— DATASET EXTRACT —
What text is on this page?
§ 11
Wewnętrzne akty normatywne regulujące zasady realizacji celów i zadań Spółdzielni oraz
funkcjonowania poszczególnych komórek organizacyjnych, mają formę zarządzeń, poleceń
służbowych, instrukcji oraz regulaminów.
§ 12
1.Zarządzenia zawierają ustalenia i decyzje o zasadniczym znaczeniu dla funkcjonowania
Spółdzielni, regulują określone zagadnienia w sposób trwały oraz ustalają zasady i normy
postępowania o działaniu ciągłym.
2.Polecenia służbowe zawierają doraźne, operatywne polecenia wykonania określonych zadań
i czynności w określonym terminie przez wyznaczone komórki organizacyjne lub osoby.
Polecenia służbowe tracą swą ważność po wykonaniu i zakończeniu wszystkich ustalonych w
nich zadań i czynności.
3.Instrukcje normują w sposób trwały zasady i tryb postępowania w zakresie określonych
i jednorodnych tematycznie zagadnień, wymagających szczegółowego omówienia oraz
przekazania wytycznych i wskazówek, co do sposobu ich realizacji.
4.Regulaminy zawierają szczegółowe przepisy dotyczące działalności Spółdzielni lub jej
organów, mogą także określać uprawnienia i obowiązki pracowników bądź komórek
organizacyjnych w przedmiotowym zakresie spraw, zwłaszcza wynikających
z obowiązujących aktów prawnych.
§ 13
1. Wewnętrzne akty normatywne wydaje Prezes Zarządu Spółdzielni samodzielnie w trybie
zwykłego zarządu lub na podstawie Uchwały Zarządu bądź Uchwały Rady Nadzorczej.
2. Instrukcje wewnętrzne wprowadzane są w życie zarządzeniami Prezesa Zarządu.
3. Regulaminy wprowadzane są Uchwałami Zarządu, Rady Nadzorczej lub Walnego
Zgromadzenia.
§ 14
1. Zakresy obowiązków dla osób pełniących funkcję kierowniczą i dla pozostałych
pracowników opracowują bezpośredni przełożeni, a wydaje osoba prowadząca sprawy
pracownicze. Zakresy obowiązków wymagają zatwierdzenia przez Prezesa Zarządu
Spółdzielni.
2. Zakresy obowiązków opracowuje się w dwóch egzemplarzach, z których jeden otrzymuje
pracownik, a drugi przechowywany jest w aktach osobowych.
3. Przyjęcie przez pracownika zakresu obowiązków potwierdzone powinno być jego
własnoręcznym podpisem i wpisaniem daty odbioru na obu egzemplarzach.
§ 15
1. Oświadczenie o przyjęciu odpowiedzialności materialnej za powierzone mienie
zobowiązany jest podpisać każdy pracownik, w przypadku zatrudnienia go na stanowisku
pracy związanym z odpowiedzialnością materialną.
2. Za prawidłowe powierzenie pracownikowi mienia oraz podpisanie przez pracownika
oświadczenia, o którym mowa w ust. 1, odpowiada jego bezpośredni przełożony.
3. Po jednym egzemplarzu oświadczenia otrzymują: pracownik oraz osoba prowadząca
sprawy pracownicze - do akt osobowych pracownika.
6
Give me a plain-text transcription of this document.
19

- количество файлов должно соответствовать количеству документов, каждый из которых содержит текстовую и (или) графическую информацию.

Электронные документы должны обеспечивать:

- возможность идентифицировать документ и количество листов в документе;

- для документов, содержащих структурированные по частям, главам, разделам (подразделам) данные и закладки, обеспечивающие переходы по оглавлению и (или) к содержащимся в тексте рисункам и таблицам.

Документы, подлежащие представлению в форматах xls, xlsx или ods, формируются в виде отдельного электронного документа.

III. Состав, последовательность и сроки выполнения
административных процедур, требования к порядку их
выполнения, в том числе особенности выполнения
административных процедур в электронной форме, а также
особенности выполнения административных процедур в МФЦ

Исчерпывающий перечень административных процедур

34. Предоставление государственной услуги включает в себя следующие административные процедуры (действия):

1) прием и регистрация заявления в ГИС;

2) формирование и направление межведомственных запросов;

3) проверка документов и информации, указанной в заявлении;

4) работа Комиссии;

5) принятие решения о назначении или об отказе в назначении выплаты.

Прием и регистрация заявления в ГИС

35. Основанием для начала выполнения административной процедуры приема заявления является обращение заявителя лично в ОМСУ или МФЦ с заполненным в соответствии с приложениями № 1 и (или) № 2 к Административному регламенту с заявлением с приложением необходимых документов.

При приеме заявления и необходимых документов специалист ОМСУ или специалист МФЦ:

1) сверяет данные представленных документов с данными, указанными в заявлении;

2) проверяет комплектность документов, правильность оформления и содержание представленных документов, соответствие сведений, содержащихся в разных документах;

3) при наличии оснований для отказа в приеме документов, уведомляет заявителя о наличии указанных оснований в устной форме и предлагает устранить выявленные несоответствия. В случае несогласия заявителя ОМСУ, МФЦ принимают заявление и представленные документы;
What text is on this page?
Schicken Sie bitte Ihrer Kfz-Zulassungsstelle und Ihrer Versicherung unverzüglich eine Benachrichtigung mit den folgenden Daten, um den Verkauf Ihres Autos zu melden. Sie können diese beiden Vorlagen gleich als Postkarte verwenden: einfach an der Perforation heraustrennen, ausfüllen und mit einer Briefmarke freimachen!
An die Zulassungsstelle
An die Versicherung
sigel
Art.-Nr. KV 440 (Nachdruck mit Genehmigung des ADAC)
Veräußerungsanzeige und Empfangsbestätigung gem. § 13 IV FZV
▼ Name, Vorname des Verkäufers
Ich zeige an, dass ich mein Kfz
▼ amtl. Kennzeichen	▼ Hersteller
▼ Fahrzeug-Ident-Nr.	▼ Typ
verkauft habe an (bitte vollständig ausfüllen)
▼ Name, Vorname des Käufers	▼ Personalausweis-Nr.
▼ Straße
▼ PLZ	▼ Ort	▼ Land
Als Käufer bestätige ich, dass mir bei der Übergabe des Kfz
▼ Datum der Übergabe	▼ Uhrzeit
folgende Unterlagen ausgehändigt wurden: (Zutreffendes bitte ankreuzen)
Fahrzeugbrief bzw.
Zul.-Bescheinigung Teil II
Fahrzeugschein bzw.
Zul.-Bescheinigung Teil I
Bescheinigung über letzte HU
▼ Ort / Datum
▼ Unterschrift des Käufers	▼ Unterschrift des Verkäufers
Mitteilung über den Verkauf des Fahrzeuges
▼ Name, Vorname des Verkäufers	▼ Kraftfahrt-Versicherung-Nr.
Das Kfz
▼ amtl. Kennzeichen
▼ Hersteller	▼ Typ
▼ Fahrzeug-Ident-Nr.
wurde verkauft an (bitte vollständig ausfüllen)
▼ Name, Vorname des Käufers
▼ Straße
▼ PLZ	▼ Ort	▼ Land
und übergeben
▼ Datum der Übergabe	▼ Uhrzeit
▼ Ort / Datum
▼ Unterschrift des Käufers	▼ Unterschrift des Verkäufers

— REQUEST —
Which lines of the data above contain "pracownika"? Copy each one.

— WRITTEN ANSWER —
3. Przyjęcie przez pracownika zakresu obowiązków potwierdzone powinno być jego
2. Za prawidłowe powierzenie pracownikowi mienia oraz podpisanie przez pracownika
sprawy pracownicze - do akt osobowych pracownika.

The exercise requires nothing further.